◆ BRIEF:
Narrow the data below down to the lines containing "GUINEA".

◆ DATA ROWS:
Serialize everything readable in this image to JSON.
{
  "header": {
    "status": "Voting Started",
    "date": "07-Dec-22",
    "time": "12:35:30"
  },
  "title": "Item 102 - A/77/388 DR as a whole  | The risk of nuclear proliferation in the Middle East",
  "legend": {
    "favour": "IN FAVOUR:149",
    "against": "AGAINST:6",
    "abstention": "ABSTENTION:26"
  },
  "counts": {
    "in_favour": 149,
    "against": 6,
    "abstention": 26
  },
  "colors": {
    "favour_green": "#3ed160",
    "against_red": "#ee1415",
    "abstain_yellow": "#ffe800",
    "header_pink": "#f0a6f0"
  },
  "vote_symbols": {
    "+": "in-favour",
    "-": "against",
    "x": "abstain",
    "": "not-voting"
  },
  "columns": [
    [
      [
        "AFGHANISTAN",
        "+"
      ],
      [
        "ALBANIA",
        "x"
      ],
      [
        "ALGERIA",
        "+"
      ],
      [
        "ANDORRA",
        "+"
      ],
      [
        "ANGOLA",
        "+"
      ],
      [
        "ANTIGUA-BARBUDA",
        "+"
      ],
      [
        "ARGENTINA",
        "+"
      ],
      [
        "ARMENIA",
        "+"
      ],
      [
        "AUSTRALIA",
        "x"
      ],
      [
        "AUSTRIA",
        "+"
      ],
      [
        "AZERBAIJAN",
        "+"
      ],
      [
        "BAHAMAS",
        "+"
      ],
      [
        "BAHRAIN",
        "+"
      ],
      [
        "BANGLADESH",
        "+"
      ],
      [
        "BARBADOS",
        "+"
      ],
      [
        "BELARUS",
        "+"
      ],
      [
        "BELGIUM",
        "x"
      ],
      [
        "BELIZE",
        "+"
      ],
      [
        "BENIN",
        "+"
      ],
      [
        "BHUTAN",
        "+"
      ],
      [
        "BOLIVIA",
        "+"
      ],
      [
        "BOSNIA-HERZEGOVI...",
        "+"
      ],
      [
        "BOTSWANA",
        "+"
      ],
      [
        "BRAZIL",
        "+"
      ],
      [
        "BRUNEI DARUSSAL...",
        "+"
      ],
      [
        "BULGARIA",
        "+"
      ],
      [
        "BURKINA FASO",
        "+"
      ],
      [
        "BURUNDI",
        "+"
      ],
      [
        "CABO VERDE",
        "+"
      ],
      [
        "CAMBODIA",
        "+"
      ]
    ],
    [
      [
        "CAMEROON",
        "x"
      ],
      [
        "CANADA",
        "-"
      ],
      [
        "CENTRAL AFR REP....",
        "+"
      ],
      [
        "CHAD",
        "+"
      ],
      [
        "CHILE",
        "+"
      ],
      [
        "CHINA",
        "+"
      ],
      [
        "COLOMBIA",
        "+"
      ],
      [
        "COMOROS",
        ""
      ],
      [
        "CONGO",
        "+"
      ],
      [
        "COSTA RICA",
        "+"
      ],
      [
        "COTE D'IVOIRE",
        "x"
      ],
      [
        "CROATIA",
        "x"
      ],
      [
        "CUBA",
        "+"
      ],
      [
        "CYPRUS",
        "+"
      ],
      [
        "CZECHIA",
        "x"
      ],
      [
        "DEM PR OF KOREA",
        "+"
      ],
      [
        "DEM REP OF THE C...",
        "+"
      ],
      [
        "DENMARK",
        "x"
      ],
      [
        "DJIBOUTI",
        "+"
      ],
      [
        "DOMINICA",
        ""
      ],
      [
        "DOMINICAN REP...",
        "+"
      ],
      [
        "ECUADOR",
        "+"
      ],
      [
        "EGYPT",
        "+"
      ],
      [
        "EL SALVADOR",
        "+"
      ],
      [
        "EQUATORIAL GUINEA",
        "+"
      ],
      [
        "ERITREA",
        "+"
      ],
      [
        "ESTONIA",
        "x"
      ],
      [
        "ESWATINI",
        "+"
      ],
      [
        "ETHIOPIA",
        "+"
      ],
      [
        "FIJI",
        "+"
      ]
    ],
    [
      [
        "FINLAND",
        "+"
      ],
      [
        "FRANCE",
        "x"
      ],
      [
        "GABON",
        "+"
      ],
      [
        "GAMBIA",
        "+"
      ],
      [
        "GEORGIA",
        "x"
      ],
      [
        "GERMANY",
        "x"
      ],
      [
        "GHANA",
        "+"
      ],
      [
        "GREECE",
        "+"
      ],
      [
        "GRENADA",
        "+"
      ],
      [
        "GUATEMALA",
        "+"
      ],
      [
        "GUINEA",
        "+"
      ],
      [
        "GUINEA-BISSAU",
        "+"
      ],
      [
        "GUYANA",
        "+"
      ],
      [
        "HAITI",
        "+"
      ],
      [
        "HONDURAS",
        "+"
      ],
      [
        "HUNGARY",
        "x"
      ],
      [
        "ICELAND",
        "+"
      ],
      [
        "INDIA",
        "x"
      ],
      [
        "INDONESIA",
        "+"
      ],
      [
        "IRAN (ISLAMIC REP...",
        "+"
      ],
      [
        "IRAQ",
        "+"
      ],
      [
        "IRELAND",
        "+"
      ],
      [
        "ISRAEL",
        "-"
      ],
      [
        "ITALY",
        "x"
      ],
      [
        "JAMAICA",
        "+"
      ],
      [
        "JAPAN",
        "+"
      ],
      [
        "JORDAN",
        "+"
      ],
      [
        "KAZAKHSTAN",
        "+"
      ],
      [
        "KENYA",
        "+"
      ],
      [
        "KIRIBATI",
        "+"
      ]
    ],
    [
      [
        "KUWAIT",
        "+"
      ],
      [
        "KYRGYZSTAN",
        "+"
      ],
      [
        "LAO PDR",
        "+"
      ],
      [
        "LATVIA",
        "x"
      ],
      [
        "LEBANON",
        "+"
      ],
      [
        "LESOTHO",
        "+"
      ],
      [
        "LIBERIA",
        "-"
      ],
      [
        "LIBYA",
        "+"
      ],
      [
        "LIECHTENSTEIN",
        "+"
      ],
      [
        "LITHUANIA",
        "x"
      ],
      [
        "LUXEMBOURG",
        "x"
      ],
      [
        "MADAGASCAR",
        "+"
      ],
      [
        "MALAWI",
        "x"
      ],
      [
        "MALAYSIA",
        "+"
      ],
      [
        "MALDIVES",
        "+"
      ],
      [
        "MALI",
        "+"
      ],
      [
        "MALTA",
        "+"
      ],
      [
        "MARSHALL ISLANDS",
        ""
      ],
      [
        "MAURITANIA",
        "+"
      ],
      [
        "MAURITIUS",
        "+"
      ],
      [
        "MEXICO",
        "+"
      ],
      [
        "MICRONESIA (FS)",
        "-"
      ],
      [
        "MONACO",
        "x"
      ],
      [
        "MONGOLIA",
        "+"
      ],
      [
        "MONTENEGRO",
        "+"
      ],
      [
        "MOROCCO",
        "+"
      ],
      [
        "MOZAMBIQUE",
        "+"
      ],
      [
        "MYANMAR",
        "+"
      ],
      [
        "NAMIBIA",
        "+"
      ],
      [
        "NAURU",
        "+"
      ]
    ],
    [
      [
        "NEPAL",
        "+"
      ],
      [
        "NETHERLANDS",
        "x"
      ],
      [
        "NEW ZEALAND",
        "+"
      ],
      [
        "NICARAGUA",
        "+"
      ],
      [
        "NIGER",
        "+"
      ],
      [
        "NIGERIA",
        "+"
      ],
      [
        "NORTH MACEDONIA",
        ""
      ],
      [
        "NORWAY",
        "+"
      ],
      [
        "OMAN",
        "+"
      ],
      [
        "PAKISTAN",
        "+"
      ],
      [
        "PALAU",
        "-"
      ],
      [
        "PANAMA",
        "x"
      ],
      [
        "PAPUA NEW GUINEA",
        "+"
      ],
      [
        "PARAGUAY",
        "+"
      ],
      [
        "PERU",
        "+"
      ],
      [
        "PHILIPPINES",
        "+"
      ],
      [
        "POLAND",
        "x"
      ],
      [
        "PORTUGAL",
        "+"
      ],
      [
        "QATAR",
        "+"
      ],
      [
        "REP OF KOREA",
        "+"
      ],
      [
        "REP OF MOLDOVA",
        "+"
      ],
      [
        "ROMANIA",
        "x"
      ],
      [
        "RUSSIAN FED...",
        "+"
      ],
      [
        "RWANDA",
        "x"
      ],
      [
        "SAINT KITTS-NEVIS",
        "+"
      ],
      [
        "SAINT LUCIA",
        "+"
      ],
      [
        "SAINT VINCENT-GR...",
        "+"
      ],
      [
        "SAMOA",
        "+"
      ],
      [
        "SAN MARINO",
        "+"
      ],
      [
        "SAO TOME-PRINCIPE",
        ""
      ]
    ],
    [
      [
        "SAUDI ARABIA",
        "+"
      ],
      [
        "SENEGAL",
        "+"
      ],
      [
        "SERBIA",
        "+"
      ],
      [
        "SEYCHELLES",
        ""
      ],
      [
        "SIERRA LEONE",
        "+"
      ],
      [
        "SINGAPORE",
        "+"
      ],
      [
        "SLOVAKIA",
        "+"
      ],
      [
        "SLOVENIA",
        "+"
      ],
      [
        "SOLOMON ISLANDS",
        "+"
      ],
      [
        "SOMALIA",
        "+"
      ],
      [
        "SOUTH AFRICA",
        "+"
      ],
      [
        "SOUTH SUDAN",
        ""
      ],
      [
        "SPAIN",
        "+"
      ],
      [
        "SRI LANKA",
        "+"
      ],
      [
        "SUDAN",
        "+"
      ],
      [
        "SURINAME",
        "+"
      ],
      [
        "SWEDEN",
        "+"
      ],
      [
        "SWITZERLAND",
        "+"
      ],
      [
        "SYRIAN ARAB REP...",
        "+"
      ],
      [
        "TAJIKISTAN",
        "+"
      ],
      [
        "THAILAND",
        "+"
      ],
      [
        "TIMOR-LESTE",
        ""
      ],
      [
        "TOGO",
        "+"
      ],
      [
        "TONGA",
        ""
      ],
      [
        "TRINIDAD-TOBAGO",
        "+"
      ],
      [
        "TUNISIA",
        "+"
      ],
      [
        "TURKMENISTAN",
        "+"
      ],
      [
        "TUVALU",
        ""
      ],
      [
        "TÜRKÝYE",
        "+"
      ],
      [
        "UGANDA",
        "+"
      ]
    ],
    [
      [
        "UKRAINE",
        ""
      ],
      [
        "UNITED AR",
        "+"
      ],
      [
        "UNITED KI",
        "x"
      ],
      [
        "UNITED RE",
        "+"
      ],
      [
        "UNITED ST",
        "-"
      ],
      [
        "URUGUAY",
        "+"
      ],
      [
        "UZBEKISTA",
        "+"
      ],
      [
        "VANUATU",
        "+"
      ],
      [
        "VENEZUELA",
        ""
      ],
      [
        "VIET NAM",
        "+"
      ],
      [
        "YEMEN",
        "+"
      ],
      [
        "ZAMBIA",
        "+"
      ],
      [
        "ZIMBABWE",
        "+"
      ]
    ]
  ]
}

◆ REPLY TO THE EXERCISE:
        "EQUATORIAL GUINEA",
        "GUINEA",
        "GUINEA-BISSAU",
        "PAPUA NEW GUINEA",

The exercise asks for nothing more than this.